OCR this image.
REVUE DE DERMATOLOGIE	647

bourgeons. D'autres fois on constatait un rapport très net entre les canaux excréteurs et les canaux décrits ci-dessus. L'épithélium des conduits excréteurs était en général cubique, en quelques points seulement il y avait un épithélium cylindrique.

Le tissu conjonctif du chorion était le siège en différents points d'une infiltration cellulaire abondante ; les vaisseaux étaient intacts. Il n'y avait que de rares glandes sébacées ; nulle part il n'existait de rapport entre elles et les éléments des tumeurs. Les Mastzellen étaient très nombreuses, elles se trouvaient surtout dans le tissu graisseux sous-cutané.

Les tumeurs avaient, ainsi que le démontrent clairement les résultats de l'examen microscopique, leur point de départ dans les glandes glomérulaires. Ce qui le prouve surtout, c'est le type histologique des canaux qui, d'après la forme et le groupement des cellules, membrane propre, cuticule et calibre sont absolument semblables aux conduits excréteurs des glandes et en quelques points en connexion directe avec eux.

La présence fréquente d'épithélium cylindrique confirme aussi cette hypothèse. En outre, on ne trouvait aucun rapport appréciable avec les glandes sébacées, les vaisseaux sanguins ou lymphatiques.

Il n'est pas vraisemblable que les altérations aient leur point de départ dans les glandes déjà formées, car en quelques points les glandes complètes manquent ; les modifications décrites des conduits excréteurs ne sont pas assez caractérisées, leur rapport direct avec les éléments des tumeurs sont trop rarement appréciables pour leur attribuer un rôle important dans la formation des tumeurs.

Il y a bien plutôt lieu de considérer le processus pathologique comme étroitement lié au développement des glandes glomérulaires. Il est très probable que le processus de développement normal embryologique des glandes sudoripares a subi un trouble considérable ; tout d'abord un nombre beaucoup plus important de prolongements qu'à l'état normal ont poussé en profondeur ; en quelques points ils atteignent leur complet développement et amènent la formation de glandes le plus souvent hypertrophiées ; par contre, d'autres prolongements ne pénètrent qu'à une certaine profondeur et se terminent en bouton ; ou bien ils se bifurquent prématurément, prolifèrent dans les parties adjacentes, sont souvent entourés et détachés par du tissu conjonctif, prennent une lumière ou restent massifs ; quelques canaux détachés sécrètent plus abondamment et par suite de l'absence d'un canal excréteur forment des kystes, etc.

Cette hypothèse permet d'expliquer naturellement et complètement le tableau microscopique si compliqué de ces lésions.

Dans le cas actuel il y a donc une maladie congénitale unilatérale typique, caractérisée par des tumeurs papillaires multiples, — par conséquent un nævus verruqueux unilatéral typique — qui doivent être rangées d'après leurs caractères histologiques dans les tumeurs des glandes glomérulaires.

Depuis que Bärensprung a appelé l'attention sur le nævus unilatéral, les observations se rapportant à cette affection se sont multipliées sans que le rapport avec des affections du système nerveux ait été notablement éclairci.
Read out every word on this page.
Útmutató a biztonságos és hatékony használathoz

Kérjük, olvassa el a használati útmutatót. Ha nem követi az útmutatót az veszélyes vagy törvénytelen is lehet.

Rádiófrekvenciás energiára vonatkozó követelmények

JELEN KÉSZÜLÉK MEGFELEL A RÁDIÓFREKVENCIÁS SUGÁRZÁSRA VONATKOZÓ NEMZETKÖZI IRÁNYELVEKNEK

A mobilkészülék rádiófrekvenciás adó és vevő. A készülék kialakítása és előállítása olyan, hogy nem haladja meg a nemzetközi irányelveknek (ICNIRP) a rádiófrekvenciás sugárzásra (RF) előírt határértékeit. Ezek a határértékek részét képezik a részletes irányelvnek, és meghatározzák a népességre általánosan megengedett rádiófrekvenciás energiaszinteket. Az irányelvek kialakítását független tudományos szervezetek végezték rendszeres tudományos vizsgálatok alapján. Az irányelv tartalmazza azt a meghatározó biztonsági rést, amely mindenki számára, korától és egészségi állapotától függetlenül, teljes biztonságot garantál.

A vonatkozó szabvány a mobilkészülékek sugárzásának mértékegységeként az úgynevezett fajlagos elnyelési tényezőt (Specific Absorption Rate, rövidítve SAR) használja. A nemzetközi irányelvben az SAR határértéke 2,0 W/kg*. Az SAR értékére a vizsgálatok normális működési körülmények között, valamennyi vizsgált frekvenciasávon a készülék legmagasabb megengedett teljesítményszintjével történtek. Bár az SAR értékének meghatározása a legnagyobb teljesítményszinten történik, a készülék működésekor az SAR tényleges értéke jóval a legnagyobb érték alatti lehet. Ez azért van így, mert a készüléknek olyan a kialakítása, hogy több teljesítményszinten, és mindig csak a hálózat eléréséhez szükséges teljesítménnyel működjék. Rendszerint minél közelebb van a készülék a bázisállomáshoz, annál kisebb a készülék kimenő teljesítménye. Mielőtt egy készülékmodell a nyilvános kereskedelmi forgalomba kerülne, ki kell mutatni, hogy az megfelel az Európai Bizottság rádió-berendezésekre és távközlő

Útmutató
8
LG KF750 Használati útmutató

___

◆ **Task requirements**
Every record shown above should be written out again exactly.

◆ **Full output**
OCR this image.
REVUE DE DERMATOLOGIE	647

bourgeons. D'autres fois on constatait un rapport très net entre les canaux excréteurs et les canaux décrits ci-dessus. L'épithélium des conduits excréteurs était en général cubique, en quelques points seulement il y avait un épithélium cylindrique.

Le tissu conjonctif du chorion était le siège en différents points d'une infiltration cellulaire abondante ; les vaisseaux étaient intacts. Il n'y avait que de rares glandes sébacées ; nulle part il n'existait de rapport entre elles et les éléments des tumeurs. Les Mastzellen étaient très nombreuses, elles se trouvaient surtout dans le tissu graisseux sous-cutané.

Les tumeurs avaient, ainsi que le démontrent clairement les résultats de l'examen microscopique, leur point de départ dans les glandes glomérulaires. Ce qui le prouve surtout, c'est le type histologique des canaux qui, d'après la forme et le groupement des cellules, membrane propre, cuticule et calibre sont absolument semblables aux conduits excréteurs des glandes et en quelques points en connexion directe avec eux.

La présence fréquente d'épithélium cylindrique confirme aussi cette hypothèse. En outre, on ne trouvait aucun rapport appréciable avec les glandes sébacées, les vaisseaux sanguins ou lymphatiques.

Il n'est pas vraisemblable que les altérations aient leur point de départ dans les glandes déjà formées, car en quelques points les glandes complètes manquent ; les modifications décrites des conduits excréteurs ne sont pas assez caractérisées, leur rapport direct avec les éléments des tumeurs sont trop rarement appréciables pour leur attribuer un rôle important dans la formation des tumeurs.

Il y a bien plutôt lieu de considérer le processus pathologique comme étroitement lié au développement des glandes glomérulaires. Il est très probable que le processus de développement normal embryologique des glandes sudoripares a subi un trouble considérable ; tout d'abord un nombre beaucoup plus important de prolongements qu'à l'état normal ont poussé en profondeur ; en quelques points ils atteignent leur complet développement et amènent la formation de glandes le plus souvent hypertrophiées ; par contre, d'autres prolongements ne pénètrent qu'à une certaine profondeur et se terminent en bouton ; ou bien ils se bifurquent prématurément, prolifèrent dans les parties adjacentes, sont souvent entourés et détachés par du tissu conjonctif, prennent une lumière ou restent massifs ; quelques canaux détachés sécrètent plus abondamment et par suite de l'absence d'un canal excréteur forment des kystes, etc.

Cette hypothèse permet d'expliquer naturellement et complètement le tableau microscopique si compliqué de ces lésions.

Dans le cas actuel il y a donc une maladie congénitale unilatérale typique, caractérisée par des tumeurs papillaires multiples, — par conséquent un nævus verruqueux unilatéral typique — qui doivent être rangées d'après leurs caractères histologiques dans les tumeurs des glandes glomérulaires.

Depuis que Bärensprung a appelé l'attention sur le nævus unilatéral, les observations se rapportant à cette affection se sont multipliées sans que le rapport avec des affections du système nerveux ait été notablement éclairci.
Read out every word on this page.
Útmutató a biztonságos és hatékony használathoz

Kérjük, olvassa el a használati útmutatót. Ha nem követi az útmutatót az veszélyes vagy törvénytelen is lehet.

Rádiófrekvenciás energiára vonatkozó követelmények

JELEN KÉSZÜLÉK MEGFELEL A RÁDIÓFREKVENCIÁS SUGÁRZÁSRA VONATKOZÓ NEMZETKÖZI IRÁNYELVEKNEK

A mobilkészülék rádiófrekvenciás adó és vevő. A készülék kialakítása és előállítása olyan, hogy nem haladja meg a nemzetközi irányelveknek (ICNIRP) a rádiófrekvenciás sugárzásra (RF) előírt határértékeit. Ezek a határértékek részét képezik a részletes irányelvnek, és meghatározzák a népességre általánosan megengedett rádiófrekvenciás energiaszinteket. Az irányelvek kialakítását független tudományos szervezetek végezték rendszeres tudományos vizsgálatok alapján. Az irányelv tartalmazza azt a meghatározó biztonsági rést, amely mindenki számára, korától és egészségi állapotától függetlenül, teljes biztonságot garantál.

A vonatkozó szabvány a mobilkészülékek sugárzásának mértékegységeként az úgynevezett fajlagos elnyelési tényezőt (Specific Absorption Rate, rövidítve SAR) használja. A nemzetközi irányelvben az SAR határértéke 2,0 W/kg*. Az SAR értékére a vizsgálatok normális működési körülmények között, valamennyi vizsgált frekvenciasávon a készülék legmagasabb megengedett teljesítményszintjével történtek. Bár az SAR értékének meghatározása a legnagyobb teljesítményszinten történik, a készülék működésekor az SAR tényleges értéke jóval a legnagyobb érték alatti lehet. Ez azért van így, mert a készüléknek olyan a kialakítása, hogy több teljesítményszinten, és mindig csak a hálózat eléréséhez szükséges teljesítménnyel működjék. Rendszerint minél közelebb van a készülék a bázisállomáshoz, annál kisebb a készülék kimenő teljesítménye. Mielőtt egy készülékmodell a nyilvános kereskedelmi forgalomba kerülne, ki kell mutatni, hogy az megfelel az Európai Bizottság rádió-berendezésekre és távközlő

Útmutató
8
LG KF750 Használati útmutató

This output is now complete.